TO BE DONE
Identify all lines of the data containing the string "each" and copy them.

INFORMATION SHOWN
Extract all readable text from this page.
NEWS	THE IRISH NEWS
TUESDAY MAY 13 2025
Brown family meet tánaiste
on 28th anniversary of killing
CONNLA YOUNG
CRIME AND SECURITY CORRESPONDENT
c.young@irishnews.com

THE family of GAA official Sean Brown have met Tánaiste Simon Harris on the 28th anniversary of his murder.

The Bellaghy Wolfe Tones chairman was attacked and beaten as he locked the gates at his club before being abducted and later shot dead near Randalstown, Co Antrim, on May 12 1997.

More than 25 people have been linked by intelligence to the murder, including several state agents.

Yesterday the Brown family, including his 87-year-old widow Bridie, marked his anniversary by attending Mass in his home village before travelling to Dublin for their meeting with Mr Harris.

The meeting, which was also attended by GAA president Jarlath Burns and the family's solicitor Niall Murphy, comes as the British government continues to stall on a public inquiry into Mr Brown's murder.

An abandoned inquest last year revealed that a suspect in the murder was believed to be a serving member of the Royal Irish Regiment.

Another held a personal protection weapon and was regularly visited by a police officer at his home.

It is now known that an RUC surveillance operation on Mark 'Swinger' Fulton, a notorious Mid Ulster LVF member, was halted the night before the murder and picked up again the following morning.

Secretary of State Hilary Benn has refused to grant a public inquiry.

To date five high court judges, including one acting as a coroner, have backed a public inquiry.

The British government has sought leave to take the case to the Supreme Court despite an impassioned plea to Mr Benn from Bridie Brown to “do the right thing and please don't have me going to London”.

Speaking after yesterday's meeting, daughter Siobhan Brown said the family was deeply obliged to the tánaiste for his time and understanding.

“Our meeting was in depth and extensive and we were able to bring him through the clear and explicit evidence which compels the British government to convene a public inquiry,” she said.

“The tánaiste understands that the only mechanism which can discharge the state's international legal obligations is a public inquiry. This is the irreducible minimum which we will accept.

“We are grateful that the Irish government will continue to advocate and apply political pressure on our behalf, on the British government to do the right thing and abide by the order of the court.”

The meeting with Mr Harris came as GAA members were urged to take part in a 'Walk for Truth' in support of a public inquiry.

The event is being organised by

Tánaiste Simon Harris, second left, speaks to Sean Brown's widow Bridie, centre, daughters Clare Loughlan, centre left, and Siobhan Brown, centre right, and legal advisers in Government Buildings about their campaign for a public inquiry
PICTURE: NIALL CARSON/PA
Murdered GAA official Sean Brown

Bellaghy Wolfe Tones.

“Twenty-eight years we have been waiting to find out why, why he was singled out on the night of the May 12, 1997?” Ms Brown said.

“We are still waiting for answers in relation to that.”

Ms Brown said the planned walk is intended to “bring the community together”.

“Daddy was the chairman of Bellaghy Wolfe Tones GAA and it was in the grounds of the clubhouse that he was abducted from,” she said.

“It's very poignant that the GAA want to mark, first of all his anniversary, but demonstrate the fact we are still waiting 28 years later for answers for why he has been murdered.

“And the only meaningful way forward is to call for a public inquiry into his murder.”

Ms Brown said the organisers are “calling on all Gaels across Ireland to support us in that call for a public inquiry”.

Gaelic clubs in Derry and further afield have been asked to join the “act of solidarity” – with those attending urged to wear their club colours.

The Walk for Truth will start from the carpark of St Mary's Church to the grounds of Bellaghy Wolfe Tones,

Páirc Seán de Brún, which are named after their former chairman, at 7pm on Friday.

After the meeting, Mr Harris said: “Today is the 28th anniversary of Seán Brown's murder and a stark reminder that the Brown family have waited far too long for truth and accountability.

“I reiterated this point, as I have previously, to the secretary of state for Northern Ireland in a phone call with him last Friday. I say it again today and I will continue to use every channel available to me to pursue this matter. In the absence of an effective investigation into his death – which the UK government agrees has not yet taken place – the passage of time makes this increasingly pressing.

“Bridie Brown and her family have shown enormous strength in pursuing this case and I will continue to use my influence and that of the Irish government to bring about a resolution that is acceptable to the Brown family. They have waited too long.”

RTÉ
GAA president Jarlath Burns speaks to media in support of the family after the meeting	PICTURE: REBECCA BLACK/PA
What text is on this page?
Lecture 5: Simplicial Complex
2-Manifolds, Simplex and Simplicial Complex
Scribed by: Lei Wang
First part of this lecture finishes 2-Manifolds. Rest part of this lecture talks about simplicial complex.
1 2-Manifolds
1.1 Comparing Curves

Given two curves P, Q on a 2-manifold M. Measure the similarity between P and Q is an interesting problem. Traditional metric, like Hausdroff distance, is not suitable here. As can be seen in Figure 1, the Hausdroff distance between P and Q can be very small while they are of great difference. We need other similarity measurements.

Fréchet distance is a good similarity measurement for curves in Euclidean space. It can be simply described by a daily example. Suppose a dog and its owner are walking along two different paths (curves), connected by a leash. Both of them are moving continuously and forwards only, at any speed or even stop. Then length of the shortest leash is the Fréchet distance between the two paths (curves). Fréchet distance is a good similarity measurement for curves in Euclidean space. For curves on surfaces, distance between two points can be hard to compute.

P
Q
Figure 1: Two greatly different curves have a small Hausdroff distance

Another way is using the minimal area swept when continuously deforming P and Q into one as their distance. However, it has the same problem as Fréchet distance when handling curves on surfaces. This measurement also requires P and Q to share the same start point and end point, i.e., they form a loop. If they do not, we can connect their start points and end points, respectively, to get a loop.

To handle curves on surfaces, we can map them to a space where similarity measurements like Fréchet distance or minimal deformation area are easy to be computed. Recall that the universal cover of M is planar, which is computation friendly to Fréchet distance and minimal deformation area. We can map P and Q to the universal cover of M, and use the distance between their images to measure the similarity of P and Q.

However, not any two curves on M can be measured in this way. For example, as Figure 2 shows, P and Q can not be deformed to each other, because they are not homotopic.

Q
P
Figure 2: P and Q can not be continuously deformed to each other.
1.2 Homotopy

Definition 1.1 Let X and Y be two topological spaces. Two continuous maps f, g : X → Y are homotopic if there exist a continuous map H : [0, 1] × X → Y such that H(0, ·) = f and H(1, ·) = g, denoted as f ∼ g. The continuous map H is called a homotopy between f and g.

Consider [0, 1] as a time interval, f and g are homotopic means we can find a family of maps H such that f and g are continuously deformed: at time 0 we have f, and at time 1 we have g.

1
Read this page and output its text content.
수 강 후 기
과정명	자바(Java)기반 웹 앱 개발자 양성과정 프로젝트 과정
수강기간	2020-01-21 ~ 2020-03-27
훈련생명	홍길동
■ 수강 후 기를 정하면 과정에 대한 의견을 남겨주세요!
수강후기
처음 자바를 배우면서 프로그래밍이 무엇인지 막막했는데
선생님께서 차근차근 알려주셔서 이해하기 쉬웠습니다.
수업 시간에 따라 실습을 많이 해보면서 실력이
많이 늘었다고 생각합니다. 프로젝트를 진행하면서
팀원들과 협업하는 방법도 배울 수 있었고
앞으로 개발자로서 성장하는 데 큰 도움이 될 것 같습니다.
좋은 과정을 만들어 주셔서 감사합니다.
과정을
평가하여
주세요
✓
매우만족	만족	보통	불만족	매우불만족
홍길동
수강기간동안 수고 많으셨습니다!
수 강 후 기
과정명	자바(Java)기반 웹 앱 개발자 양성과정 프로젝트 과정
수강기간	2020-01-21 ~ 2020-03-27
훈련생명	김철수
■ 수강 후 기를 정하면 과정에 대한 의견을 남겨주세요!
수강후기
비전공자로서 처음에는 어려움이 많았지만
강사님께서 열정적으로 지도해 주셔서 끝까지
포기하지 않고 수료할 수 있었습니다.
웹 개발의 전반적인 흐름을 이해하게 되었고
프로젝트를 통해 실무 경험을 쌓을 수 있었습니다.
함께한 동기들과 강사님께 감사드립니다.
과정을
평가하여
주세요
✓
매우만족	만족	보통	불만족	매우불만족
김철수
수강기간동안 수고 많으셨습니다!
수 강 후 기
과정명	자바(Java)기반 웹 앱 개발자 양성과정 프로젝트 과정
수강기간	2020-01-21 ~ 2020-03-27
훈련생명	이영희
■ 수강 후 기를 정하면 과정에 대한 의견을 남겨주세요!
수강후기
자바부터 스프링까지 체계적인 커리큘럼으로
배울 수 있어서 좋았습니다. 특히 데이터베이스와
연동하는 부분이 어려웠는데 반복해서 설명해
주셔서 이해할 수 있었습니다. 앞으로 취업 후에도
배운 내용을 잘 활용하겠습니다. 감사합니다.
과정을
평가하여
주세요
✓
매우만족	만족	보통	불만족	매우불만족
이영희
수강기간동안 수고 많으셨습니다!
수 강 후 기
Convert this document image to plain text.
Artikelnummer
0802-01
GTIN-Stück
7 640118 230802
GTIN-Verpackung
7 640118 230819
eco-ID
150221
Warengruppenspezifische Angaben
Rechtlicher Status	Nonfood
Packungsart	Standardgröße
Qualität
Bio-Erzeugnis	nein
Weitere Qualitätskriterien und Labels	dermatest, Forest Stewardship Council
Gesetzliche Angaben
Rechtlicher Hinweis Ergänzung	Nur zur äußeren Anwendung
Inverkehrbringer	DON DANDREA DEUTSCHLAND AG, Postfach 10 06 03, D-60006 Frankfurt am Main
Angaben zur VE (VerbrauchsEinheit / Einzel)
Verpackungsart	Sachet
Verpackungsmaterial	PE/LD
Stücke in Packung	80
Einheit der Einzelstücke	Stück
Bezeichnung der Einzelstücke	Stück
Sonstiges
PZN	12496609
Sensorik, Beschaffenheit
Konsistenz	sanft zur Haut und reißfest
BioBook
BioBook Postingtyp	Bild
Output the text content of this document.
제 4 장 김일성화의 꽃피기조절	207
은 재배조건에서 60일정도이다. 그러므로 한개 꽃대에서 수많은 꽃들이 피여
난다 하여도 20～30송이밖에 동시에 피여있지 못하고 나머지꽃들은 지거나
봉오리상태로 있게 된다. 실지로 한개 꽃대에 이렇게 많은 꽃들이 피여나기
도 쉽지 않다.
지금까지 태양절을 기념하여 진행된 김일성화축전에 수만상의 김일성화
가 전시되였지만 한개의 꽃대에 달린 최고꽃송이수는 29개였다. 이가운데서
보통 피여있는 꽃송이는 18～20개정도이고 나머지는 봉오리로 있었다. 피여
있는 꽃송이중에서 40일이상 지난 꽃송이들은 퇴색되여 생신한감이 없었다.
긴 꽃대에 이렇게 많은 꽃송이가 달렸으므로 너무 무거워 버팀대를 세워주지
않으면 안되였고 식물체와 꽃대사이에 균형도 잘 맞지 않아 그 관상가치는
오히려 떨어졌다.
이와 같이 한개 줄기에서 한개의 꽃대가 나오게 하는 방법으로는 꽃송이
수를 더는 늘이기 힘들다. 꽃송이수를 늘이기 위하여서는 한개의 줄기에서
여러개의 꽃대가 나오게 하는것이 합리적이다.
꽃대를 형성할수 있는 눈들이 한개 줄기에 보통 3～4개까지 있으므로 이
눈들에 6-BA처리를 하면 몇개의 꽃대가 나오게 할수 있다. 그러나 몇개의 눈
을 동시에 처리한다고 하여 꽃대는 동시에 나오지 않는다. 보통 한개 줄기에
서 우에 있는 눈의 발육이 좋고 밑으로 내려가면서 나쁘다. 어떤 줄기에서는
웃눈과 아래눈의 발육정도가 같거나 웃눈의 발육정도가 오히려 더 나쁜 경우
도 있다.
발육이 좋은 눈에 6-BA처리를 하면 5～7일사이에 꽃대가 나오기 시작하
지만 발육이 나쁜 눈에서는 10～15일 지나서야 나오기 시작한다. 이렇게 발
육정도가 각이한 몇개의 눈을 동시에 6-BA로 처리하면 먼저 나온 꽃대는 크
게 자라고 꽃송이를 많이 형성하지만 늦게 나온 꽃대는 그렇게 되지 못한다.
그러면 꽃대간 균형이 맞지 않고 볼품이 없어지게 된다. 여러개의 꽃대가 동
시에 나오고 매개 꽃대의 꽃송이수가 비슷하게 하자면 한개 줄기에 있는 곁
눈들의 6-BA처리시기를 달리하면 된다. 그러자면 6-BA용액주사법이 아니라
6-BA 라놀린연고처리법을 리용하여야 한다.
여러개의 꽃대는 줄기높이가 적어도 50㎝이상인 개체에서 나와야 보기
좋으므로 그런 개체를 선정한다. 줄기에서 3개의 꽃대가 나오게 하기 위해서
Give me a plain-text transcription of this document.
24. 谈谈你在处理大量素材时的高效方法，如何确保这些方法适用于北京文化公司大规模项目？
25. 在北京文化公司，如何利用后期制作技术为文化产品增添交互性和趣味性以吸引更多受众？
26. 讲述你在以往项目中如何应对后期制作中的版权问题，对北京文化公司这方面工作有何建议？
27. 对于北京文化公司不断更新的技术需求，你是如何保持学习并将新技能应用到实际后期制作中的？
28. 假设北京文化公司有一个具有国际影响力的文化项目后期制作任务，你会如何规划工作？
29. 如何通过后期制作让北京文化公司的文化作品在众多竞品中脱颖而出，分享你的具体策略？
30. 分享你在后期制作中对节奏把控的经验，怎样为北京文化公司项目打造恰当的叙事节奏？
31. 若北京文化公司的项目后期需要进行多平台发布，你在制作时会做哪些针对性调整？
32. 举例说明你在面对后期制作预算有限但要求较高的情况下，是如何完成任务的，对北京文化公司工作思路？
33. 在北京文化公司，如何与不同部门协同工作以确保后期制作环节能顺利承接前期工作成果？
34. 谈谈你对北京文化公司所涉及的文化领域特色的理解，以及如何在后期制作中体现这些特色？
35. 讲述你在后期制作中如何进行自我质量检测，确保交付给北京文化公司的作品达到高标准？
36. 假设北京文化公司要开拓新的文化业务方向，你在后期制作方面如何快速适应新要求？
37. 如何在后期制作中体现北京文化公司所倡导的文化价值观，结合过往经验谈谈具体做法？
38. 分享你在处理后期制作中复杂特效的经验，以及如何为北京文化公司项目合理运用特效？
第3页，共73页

EXERCISE ANSWER
However, not any two curves on M can be measured in this way. For example, as Figure 2 shows, P and Q can not be deformed to each other, because they are not homotopic.
Figure 2: P and Q can not be continuously deformed to each other.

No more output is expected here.